Problem description: Every record that follows must be duplicated exactly, with images left out.

Dataset rows:
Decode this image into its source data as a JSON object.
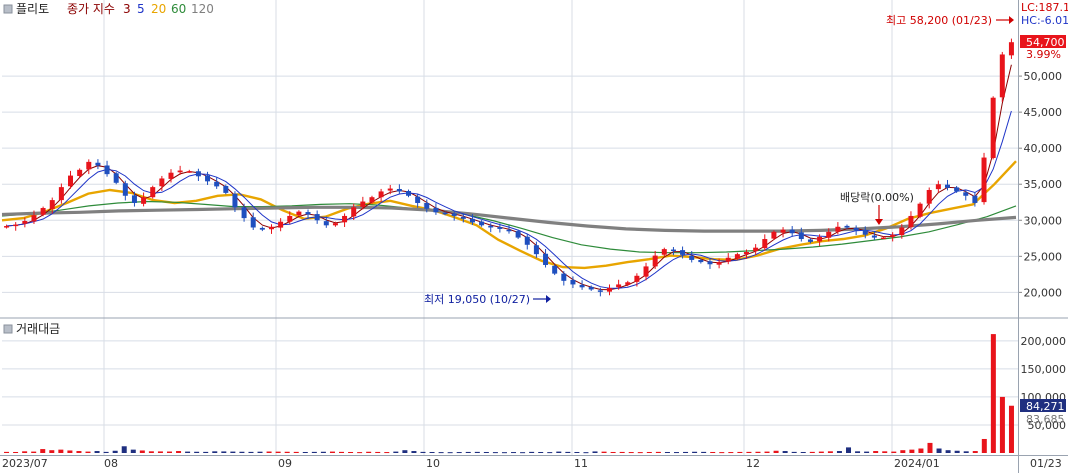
{
  "price_panel": {
    "title": "플리토",
    "legend_prefix": "종가 지수",
    "ma_periods": [
      "3",
      "5",
      "20",
      "60",
      "120"
    ],
    "ma_colors": [
      "#8b0000",
      "#1f35c8",
      "#e8a500",
      "#2e8b3a",
      "#808080"
    ],
    "y_ticks": [
      "50,000",
      "45,000",
      "40,000",
      "35,000",
      "30,000",
      "25,000",
      "20,000"
    ],
    "right_labels": {
      "lc": "LC:187.1",
      "hc": "HC:-6.01",
      "last_price": "54,700",
      "change_pct": "3.99%"
    },
    "annotations": {
      "high": "최고 58,200 (01/23)",
      "low": "최저 19,050 (10/27)",
      "dividend": "배당락(0.00%)"
    }
  },
  "volume_panel": {
    "title": "거래대금",
    "y_ticks": [
      "200,000",
      "150,000",
      "100,000",
      "50,000"
    ],
    "last_value": "84,271",
    "sub_value": "83,685"
  },
  "x_axis": {
    "labels": [
      "2023/07",
      "08",
      "09",
      "10",
      "11",
      "12",
      "2024/01",
      "01/23"
    ]
  },
  "colors": {
    "up": "#e8141b",
    "down": "#1f4fbf",
    "grid": "#d8dde6",
    "axis": "#888888"
  },
  "chart_data": {
    "type": "candlestick",
    "title": "플리토",
    "price_range": [
      17000,
      60000
    ],
    "volume_range": [
      0,
      230000
    ],
    "high": {
      "value": 58200,
      "date": "01/23"
    },
    "low": {
      "value": 19050,
      "date": "10/27"
    },
    "last_close": 54700,
    "change_pct": 3.99,
    "volume_last": 84271,
    "price_series": [
      29200,
      29400,
      29900,
      30700,
      31700,
      32800,
      34600,
      36200,
      37000,
      38100,
      37600,
      36400,
      35200,
      33400,
      32400,
      33200,
      34600,
      35800,
      36600,
      36900,
      36800,
      36100,
      35400,
      34700,
      33800,
      31800,
      30300,
      29000,
      28700,
      29100,
      29800,
      30600,
      31200,
      30800,
      30000,
      29300,
      29600,
      30600,
      31800,
      32600,
      33200,
      34000,
      34400,
      34000,
      33400,
      32400,
      31600,
      31100,
      30900,
      30600,
      30200,
      29700,
      29300,
      29000,
      28800,
      28500,
      27600,
      26600,
      25300,
      23800,
      22600,
      21600,
      21100,
      20700,
      20400,
      20100,
      20600,
      21100,
      21400,
      22300,
      23600,
      25100,
      26000,
      25800,
      25200,
      24500,
      24200,
      23900,
      24200,
      24800,
      25300,
      25600,
      26200,
      27400,
      28400,
      28700,
      28200,
      27400,
      27000,
      27700,
      28400,
      29100,
      29000,
      28600,
      28000,
      27600,
      27600,
      28000,
      29000,
      30600,
      32300,
      34200,
      35000,
      34500,
      34000,
      33400,
      32400,
      38700,
      47000,
      53000,
      54700
    ],
    "ma_series": [
      {
        "name": "20",
        "values": [
          30000,
          30300,
          31200,
          32400,
          33700,
          34200,
          33800,
          32800,
          32400,
          32700,
          33400,
          33600,
          32900,
          31400,
          30200,
          30500,
          31600,
          32300,
          32700,
          32000,
          31400,
          30400,
          29300,
          27300,
          25800,
          24400,
          23500,
          23400,
          23700,
          24200,
          24600,
          25100,
          24900,
          24600,
          24500,
          25100,
          26000,
          26600,
          27100,
          27400,
          27900,
          28900,
          30200,
          31000,
          31600,
          32200,
          35000,
          38200
        ]
      },
      {
        "name": "60",
        "values": [
          30600,
          30900,
          31400,
          32000,
          32400,
          32600,
          32500,
          32200,
          31900,
          31900,
          32000,
          32200,
          32300,
          32100,
          31700,
          31400,
          30800,
          29900,
          28800,
          27600,
          26600,
          26000,
          25600,
          25500,
          25500,
          25600,
          25800,
          26000,
          26300,
          26700,
          27200,
          27700,
          28400,
          29400,
          30500,
          32000
        ]
      },
      {
        "name": "120",
        "values": [
          30800,
          31000,
          31100,
          31300,
          31400,
          31500,
          31600,
          31700,
          31800,
          31800,
          31700,
          31400,
          30900,
          30300,
          29700,
          29200,
          28800,
          28600,
          28500,
          28500,
          28500,
          28600,
          28800,
          29100,
          29500,
          30000,
          30400
        ]
      }
    ],
    "volume_values": [
      2000,
      1800,
      3000,
      2500,
      7000,
      5000,
      6000,
      4500,
      3500,
      2500,
      3500,
      2000,
      4000,
      12000,
      6000,
      4500,
      3000,
      2800,
      2600,
      3500,
      2500,
      2200,
      2000,
      3000,
      2800,
      2500,
      2200,
      2000,
      2300,
      2600,
      2400,
      2200,
      2000,
      1800,
      2000,
      2200,
      2500,
      2000,
      1800,
      1600,
      2200,
      1900,
      1700,
      2500,
      5000,
      3500,
      2000,
      1800,
      1600,
      1500,
      1700,
      1900,
      2000,
      1800,
      1600,
      1500,
      1700,
      1500,
      2000,
      1800,
      1600,
      2500,
      2000,
      1800,
      1500,
      2800,
      2400,
      1800,
      1900,
      1700,
      1600,
      1800,
      2000,
      1800,
      1700,
      1900,
      2200,
      2000,
      1800,
      1600,
      1700,
      1900,
      2000,
      2200,
      2500,
      4000,
      3500,
      2000,
      1800,
      2000,
      2500,
      3000,
      3500,
      10000,
      3000,
      2500,
      3500,
      3000,
      2500,
      5000,
      6000,
      8000,
      18000,
      8000,
      5000,
      4000,
      3000,
      3500,
      25000,
      212000,
      100000,
      84271
    ]
  }
}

Written response:
Decode this image into its source data as a JSON object.
{
  "price_panel": {
    "title": "플리토",
    "legend_prefix": "종가 지수",
    "ma_periods": [
      "3",
      "5",
      "20",
      "60",
      "120"
    ],
    "ma_colors": [
      "#8b0000",
      "#1f35c8",
      "#e8a500",
      "#2e8b3a",
      "#808080"
    ],
    "y_ticks": [
      "50,000",
      "45,000",
      "40,000",
      "35,000",
      "30,000",
      "25,000",
      "20,000"
    ],
    "right_labels": {
      "lc": "LC:187.1",
      "hc": "HC:-6.01",
      "last_price": "54,700",
      "change_pct": "3.99%"
    },
    "annotations": {
      "high": "최고 58,200 (01/23)",
      "low": "최저 19,050 (10/27)",
      "dividend": "배당락(0.00%)"
    }
  },
  "volume_panel": {
    "title": "거래대금",
    "y_ticks": [
      "200,000",
      "150,000",
      "100,000",
      "50,000"
    ],
    "last_value": "84,271",
    "sub_value": "83,685"
  },
  "x_axis": {
    "labels": [
      "2023/07",
      "08",
      "09",
      "10",
      "11",
      "12",
      "2024/01",
      "01/23"
    ]
  },
  "colors": {
    "up": "#e8141b",
    "down": "#1f4fbf",
    "grid": "#d8dde6",
    "axis": "#888888"
  },
  "chart_data": {
    "type": "candlestick",
    "title": "플리토",
    "price_range": [
      17000,
      60000
    ],
    "volume_range": [
      0,
      230000
    ],
    "high": {
      "value": 58200,
      "date": "01/23"
    },
    "low": {
      "value": 19050,
      "date": "10/27"
    },
    "last_close": 54700,
    "change_pct": 3.99,
    "volume_last": 84271,
    "price_series": [
      29200,
      29400,
      29900,
      30700,
      31700,
      32800,
      34600,
      36200,
      37000,
      38100,
      37600,
      36400,
      35200,
      33400,
      32400,
      33200,
      34600,
      35800,
      36600,
      36900,
      36800,
      36100,
      35400,
      34700,
      33800,
      31800,
      30300,
      29000,
      28700,
      29100,
      29800,
      30600,
      31200,
      30800,
      30000,
      29300,
      29600,
      30600,
      31800,
      32600,
      33200,
      34000,
      34400,
      34000,
      33400,
      32400,
      31600,
      31100,
      30900,
      30600,
      30200,
      29700,
      29300,
      29000,
      28800,
      28500,
      27600,
      26600,
      25300,
      23800,
      22600,
      21600,
      21100,
      20700,
      20400,
      20100,
      20600,
      21100,
      21400,
      22300,
      23600,
      25100,
      26000,
      25800,
      25200,
      24500,
      24200,
      23900,
      24200,
      24800,
      25300,
      25600,
      26200,
      27400,
      28400,
      28700,
      28200,
      27400,
      27000,
      27700,
      28400,
      29100,
      29000,
      28600,
      28000,
      27600,
      27600,
      28000,
      29000,
      30600,
      32300,
      34200,
      35000,
      34500,
      34000,
      33400,
      32400,
      38700,
      47000,
      53000,
      54700
    ],
    "ma_series": [
      {
        "name": "20",
        "values": [
          30000,
          30300,
          31200,
          32400,
          33700,
          34200,
          33800,
          32800,
          32400,
          32700,
          33400,
          33600,
          32900,
          31400,
          30200,
          30500,
          31600,
          32300,
          32700,
          32000,
          31400,
          30400,
          29300,
          27300,
          25800,
          24400,
          23500,
          23400,
          23700,
          24200,
          24600,
          25100,
          24900,
          24600,
          24500,
          25100,
          26000,
          26600,
          27100,
          27400,
          27900,
          28900,
          30200,
          31000,
          31600,
          32200,
          35000,
          38200
        ]
      },
      {
        "name": "60",
        "values": [
          30600,
          30900,
          31400,
          32000,
          32400,
          32600,
          32500,
          32200,
          31900,
          31900,
          32000,
          32200,
          32300,
          32100,
          31700,
          31400,
          30800,
          29900,
          28800,
          27600,
          26600,
          26000,
          25600,
          25500,
          25500,
          25600,
          25800,
          26000,
          26300,
          26700,
          27200,
          27700,
          28400,
          29400,
          30500,
          32000
        ]
      },
      {
        "name": "120",
        "values": [
          30800,
          31000,
          31100,
          31300,
          31400,
          31500,
          31600,
          31700,
          31800,
          31800,
          31700,
          31400,
          30900,
          30300,
          29700,
          29200,
          28800,
          28600,
          28500,
          28500,
          28500,
          28600,
          28800,
          29100,
          29500,
          30000,
          30400
        ]
      }
    ],
    "volume_values": [
      2000,
      1800,
      3000,
      2500,
      7000,
      5000,
      6000,
      4500,
      3500,
      2500,
      3500,
      2000,
      4000,
      12000,
      6000,
      4500,
      3000,
      2800,
      2600,
      3500,
      2500,
      2200,
      2000,
      3000,
      2800,
      2500,
      2200,
      2000,
      2300,
      2600,
      2400,
      2200,
      2000,
      1800,
      2000,
      2200,
      2500,
      2000,
      1800,
      1600,
      2200,
      1900,
      1700,
      2500,
      5000,
      3500,
      2000,
      1800,
      1600,
      1500,
      1700,
      1900,
      2000,
      1800,
      1600,
      1500,
      1700,
      1500,
      2000,
      1800,
      1600,
      2500,
      2000,
      1800,
      1500,
      2800,
      2400,
      1800,
      1900,
      1700,
      1600,
      1800,
      2000,
      1800,
      1700,
      1900,
      2200,
      2000,
      1800,
      1600,
      1700,
      1900,
      2000,
      2200,
      2500,
      4000,
      3500,
      2000,
      1800,
      2000,
      2500,
      3000,
      3500,
      10000,
      3000,
      2500,
      3500,
      3000,
      2500,
      5000,
      6000,
      8000,
      18000,
      8000,
      5000,
      4000,
      3000,
      3500,
      25000,
      212000,
      100000,
      84271
    ]
  }
}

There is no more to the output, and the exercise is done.